3.5.3 Score algorithm overridable
The algorithm to produce combined SCOREs SHOULD be overridable by users.
3.5.4 Score influence
Users MUST be able to influence individual components of complex score expressions.
3.6 Extensibility
3.6.1 Extensible by vendors
XQuery/XPath Full-Text MUST be extensible by vendors.
3.6.2 Extensible by users
XQuery/XPath Full-Text MAY be extensible by users.
3.7 First, Future Versions
The first version of XQuery/XPath Full-Text MUST provide a robust framework for future versions.
3.8 End user language
It is not a requirement that XQuery/XPath Full Text be designed as an end-user UI language.
3.9 Searchable query
It SHOULD be possible to search XQuery/XPath Full-Text queries.
4 Integration
This section specifies requirements for the integration of XQuery/XPath Full-Text with XQuery and XPath.
4.1 XPath
Part, but not necessarily all, of XQuery/XPath Full-Text MUST be usable as part of an XPath expression..
4.2 Extensibility Mechanisms
4.2.1 Integration into XQuery/XPath
XQuery/XPath Full-Text SHOULD use the extensibility mechanisms that exist in XQuery and XPath for integration into XQuery and XPath.
4.2.2 XQuery/XPath Full-Text Extensibility
XQuery/XPath Full-Text MUST use the extensibility mechanisms that exist in XQuery and XPath for it's own extensibility.
4.3 Composability
XQuery/XPath Full-Text MUST be composable with XQuery, and SHOULD be composable with itself.
4.4 Human-readable
XQuery/XPath Full-Text may have more than one syntax binding. One query language syntax must be convenient for humans to read and write. See XML Query Requirements
4.5 XML syntax
XQuery/XPath Full-Text MAY have more than one syntax binding. One query language syntax MUST be expressed in XML in a way that reflects the underlying structure of the query. See XML Query Requirements
6 Functionality and Scope
This section defines requirements for the functionality in XQuery/XPath Full-Text, and the scope of XQuery/XPath Full-Text queries.

= WHAT TO WORK ON =
• a. Which requirements in the full-text requirements excerpt are stated with an uppercase SHOULD? List each one.
• b. Decide whether each statement agrees with the full-text requirements excerpt, answering yes or no and quoting the words that settle it: (i) XQuery/XPath Full-Text must be extensible by users. (ii) XQuery/XPath Full-Text does not have to be designed as an end-user UI language. (iii) All of XQuery/XPath Full-Text must be usable as part of an XPath expression.
• c. Carry the full-text requirements excerpt on from its last sentence.
The items that come next are separate material and are not part of the full-text requirements excerpt.

[Collected data]
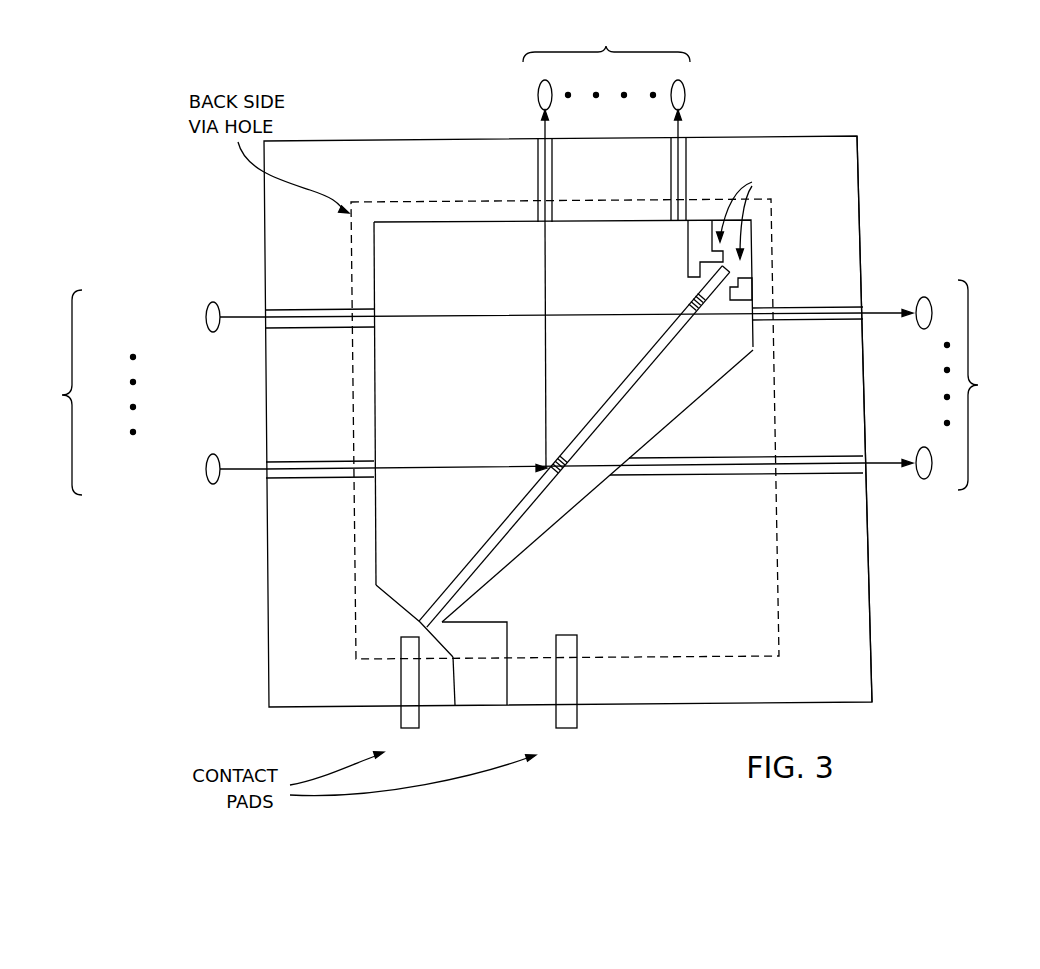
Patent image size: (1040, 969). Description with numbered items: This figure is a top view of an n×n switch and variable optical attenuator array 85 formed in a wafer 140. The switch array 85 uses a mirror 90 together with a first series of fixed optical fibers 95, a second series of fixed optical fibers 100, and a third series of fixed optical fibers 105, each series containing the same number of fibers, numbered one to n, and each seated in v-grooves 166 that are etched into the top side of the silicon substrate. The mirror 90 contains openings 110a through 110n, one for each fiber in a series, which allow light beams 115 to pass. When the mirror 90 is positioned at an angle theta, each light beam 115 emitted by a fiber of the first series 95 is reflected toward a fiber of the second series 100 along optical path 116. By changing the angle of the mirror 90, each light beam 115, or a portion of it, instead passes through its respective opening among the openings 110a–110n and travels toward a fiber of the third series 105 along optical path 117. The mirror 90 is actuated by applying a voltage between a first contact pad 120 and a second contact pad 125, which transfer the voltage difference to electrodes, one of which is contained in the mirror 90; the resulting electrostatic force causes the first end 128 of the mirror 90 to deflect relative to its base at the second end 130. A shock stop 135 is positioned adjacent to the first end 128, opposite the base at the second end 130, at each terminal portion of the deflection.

The n×n switch and variable optical attenuator array 85 is at (204, 192).
The mirror 90 is at (654, 360).
The first series of fixed optical fibers 95 is at (126, 392).
The second series of fixed optical fibers 100 is at (606, 63).
The third series of fixed optical fibers 105 is at (965, 385).
The mirror opening 110a is at (554, 455).
The mirror opening 110n is at (686, 306).
The light beam 115 is at (418, 316).
The optical path 116 is at (545, 302).
The optical path 117 is at (746, 320).
The first contact pad 120 is at (396, 760).
The second contact pad 125 is at (551, 760).
The first end of mirror 128 is at (733, 267).
The second end of mirror 130 is at (414, 612).
The shock stop 135 is at (702, 222).
The wafer 140 is at (868, 580).
The v-grooves 166 is at (537, 138).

= RESPONSES PER TASK =
• a.
- The algorithm to produce combined SCOREs should be overridable by users.
- It should be possible to search XQuery/XPath Full-Text queries.
- XQuery/XPath Full-Text should use the extensibility mechanisms that exist in XQuery and XPath for integration into XQuery and XPath.
- XQuery/XPath Full-Text should be composable with itself.

• b.
(i) No: "XQuery/XPath Full-Text MAY be extensible by users."
(ii) Yes: "It is not a requirement that XQuery/XPath Full Text be designed as an end-user UI language."
(iii) No: "Part, but not necessarily all, of XQuery/XPath Full-Text MUST be usable as part of an XPath expression"

• c.
6.1 Functionality
XQuery/XPath Full-Text MUST provide, in the first release, the minimum set of Full-Text functionality that is useful.
-
single-word search
-
phrase search
-
support for stopwords
-
single character suffix
-
0 or more character suffix
-
0 or more character prefix
-
0 or more character infix
-
proximity searching (unit: words)
-
specification of order in proximity searching
-
combination using AND
-
combination using OR
-
combination using NOT
-
word normalization, diacritics
-
ranking, relevance
Additional functionality represented in the [XQuery and XPath Full-Text Use Cases] MUST be considered, but may be left to a future release.
Additional functionality from other Full-Text search contexts such as [SQL/MM Full-Text] MUST be considered, but SHOULD be left to a future release.
6.2 Search Scope
6.2.1 Search within arbitrary structure
XQuery/XPath Full-Text MUST allow search within an arbitrary structure (an arbitrary XPath expression).
6.2.2 Constructed Structures
XQuery/XPath Full-Text MUST NOT preclude Full-Text search within structures constructed during a query.
6.2.3 Return Arbitrary Nodes
XQuery/XPath Full-Text MUST allow a query to return arbitrary nodes.
6.2.4 Parts of Search Tree
XQuery/XPath Full-Text MUST allow the combination of predicates on different parts of the searched document 'tree'.
6.3 Attributes
6.3.1 Search within attributes
XQuery/XPath Full-Text MUST support Full-Text search within attributes.
6.3.2 Search across attributes and content
XQuery/XPath Full-Text MAY support Full-Text search within attributes in conjunction with Full-Text search within element content.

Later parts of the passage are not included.